TASK BRIEF:
Each line below should be reproduced without any alteration.
[START OF DATASET EXTRACT]
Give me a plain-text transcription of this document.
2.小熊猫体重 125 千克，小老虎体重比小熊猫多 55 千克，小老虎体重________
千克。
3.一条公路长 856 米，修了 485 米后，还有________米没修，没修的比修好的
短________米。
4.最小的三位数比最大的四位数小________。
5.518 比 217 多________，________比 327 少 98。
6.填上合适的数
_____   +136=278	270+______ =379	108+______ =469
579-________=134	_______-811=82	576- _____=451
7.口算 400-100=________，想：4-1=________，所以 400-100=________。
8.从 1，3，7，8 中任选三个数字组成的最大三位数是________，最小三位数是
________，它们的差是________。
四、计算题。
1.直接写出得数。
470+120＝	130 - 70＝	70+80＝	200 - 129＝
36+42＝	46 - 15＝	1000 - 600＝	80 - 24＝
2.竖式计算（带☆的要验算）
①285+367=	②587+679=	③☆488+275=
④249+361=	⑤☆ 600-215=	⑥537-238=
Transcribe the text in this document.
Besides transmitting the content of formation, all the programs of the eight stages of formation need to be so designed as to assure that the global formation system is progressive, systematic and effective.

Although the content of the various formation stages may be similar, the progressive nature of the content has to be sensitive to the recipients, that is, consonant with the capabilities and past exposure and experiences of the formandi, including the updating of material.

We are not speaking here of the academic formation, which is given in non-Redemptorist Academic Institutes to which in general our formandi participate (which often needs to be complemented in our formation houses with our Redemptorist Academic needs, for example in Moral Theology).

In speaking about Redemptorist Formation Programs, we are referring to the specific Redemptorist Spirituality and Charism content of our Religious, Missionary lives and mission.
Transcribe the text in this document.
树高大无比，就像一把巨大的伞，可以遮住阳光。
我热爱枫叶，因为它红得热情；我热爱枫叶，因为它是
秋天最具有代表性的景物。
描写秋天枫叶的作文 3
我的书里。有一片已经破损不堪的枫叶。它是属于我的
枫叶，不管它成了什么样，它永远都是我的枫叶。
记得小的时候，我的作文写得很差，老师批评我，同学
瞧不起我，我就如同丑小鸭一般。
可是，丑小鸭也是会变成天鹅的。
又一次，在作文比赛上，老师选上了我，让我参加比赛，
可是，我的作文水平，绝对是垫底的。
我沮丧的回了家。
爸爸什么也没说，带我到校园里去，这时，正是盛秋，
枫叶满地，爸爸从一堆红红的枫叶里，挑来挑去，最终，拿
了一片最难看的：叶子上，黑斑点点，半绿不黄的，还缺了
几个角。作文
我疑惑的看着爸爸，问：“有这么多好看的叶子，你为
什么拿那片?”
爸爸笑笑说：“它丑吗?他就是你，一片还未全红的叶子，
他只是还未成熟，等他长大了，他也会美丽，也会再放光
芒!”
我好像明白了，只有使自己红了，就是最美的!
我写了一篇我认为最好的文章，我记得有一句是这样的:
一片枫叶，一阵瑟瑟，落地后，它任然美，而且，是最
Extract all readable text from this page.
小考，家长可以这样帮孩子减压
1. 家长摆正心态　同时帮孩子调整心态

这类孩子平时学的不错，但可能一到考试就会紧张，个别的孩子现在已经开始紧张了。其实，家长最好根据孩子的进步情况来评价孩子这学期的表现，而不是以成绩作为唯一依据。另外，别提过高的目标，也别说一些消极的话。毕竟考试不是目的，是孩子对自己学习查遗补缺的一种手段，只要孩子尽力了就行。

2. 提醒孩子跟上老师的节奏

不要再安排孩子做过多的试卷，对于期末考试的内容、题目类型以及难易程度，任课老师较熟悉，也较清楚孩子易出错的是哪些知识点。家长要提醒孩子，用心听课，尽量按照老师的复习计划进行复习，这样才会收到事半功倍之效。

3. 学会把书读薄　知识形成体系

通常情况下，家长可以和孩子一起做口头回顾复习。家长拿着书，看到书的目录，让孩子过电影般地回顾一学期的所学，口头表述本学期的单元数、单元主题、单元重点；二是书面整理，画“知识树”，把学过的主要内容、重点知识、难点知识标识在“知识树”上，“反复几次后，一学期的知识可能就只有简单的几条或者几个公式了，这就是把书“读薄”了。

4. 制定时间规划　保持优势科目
[END OF DATASET EXTRACT]
WRITTEN ANSWER:
Give me a plain-text transcription of this document.
2.小熊猫体重 125 千克，小老虎体重比小熊猫多 55 千克，小老虎体重________
千克。
3.一条公路长 856 米，修了 485 米后，还有________米没修，没修的比修好的
短________米。
4.最小的三位数比最大的四位数小________。
5.518 比 217 多________，________比 327 少 98。
6.填上合适的数
_____   +136=278	270+______ =379	108+______ =469
579-________=134	_______-811=82	576- _____=451
7.口算 400-100=________，想：4-1=________，所以 400-100=________。
8.从 1，3，7，8 中任选三个数字组成的最大三位数是________，最小三位数是
________，它们的差是________。
四、计算题。
1.直接写出得数。
470+120＝	130 - 70＝	70+80＝	200 - 129＝
36+42＝	46 - 15＝	1000 - 600＝	80 - 24＝
2.竖式计算（带☆的要验算）
①285+367=	②587+679=	③☆488+275=
④249+361=	⑤☆ 600-215=	⑥537-238=
Transcribe the text in this document.
Besides transmitting the content of formation, all the programs of the eight stages of formation need to be so designed as to assure that the global formation system is progressive, systematic and effective.

Although the content of the various formation stages may be similar, the progressive nature of the content has to be sensitive to the recipients, that is, consonant with the capabilities and past exposure and experiences of the formandi, including the updating of material.

We are not speaking here of the academic formation, which is given in non-Redemptorist Academic Institutes to which in general our formandi participate (which often needs to be complemented in our formation houses with our Redemptorist Academic needs, for example in Moral Theology).

In speaking about Redemptorist Formation Programs, we are referring to the specific Redemptorist Spirituality and Charism content of our Religious, Missionary lives and mission.
Transcribe the text in this document.
树高大无比，就像一把巨大的伞，可以遮住阳光。
我热爱枫叶，因为它红得热情；我热爱枫叶，因为它是
秋天最具有代表性的景物。
描写秋天枫叶的作文 3
我的书里。有一片已经破损不堪的枫叶。它是属于我的
枫叶，不管它成了什么样，它永远都是我的枫叶。
记得小的时候，我的作文写得很差，老师批评我，同学
瞧不起我，我就如同丑小鸭一般。
可是，丑小鸭也是会变成天鹅的。
又一次，在作文比赛上，老师选上了我，让我参加比赛，
可是，我的作文水平，绝对是垫底的。
我沮丧的回了家。
爸爸什么也没说，带我到校园里去，这时，正是盛秋，
枫叶满地，爸爸从一堆红红的枫叶里，挑来挑去，最终，拿
了一片最难看的：叶子上，黑斑点点，半绿不黄的，还缺了
几个角。作文
我疑惑的看着爸爸，问：“有这么多好看的叶子，你为
什么拿那片?”
爸爸笑笑说：“它丑吗?他就是你，一片还未全红的叶子，
他只是还未成熟，等他长大了，他也会美丽，也会再放光
芒!”
我好像明白了，只有使自己红了，就是最美的!
我写了一篇我认为最好的文章，我记得有一句是这样的:
一片枫叶，一阵瑟瑟，落地后，它任然美，而且，是最
Extract all readable text from this page.
小考，家长可以这样帮孩子减压
1. 家长摆正心态　同时帮孩子调整心态

这类孩子平时学的不错，但可能一到考试就会紧张，个别的孩子现在已经开始紧张了。其实，家长最好根据孩子的进步情况来评价孩子这学期的表现，而不是以成绩作为唯一依据。另外，别提过高的目标，也别说一些消极的话。毕竟考试不是目的，是孩子对自己学习查遗补缺的一种手段，只要孩子尽力了就行。

2. 提醒孩子跟上老师的节奏

不要再安排孩子做过多的试卷，对于期末考试的内容、题目类型以及难易程度，任课老师较熟悉，也较清楚孩子易出错的是哪些知识点。家长要提醒孩子，用心听课，尽量按照老师的复习计划进行复习，这样才会收到事半功倍之效。

3. 学会把书读薄　知识形成体系

通常情况下，家长可以和孩子一起做口头回顾复习。家长拿着书，看到书的目录，让孩子过电影般地回顾一学期的所学，口头表述本学期的单元数、单元主题、单元重点；二是书面整理，画“知识树”，把学过的主要内容、重点知识、难点知识标识在“知识树”上，“反复几次后，一学期的知识可能就只有简单的几条或者几个公式了，这就是把书“读薄”了。

4. 制定时间规划　保持优势科目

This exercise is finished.